Task to carry out » Report the number of lines where the string "JSON" occurs, and write nothing else.

Dataset entries on figures:
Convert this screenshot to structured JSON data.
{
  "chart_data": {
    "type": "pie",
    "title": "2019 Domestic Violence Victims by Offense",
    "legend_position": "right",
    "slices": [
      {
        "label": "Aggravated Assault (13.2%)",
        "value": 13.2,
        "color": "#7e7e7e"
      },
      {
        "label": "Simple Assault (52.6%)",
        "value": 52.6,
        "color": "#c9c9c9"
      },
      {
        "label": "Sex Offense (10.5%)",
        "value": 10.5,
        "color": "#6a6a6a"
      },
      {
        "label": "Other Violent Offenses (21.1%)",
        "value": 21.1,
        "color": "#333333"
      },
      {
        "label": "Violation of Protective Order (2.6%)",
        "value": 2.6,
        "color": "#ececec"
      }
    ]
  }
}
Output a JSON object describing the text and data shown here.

==

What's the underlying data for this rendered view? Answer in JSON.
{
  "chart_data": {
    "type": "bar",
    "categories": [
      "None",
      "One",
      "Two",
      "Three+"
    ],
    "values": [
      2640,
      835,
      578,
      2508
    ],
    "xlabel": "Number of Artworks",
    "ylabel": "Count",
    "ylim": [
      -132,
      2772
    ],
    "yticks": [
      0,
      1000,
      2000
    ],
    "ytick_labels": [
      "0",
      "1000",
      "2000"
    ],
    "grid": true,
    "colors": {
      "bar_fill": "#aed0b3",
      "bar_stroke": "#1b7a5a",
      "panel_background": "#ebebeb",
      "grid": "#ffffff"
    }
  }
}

Correct output » 3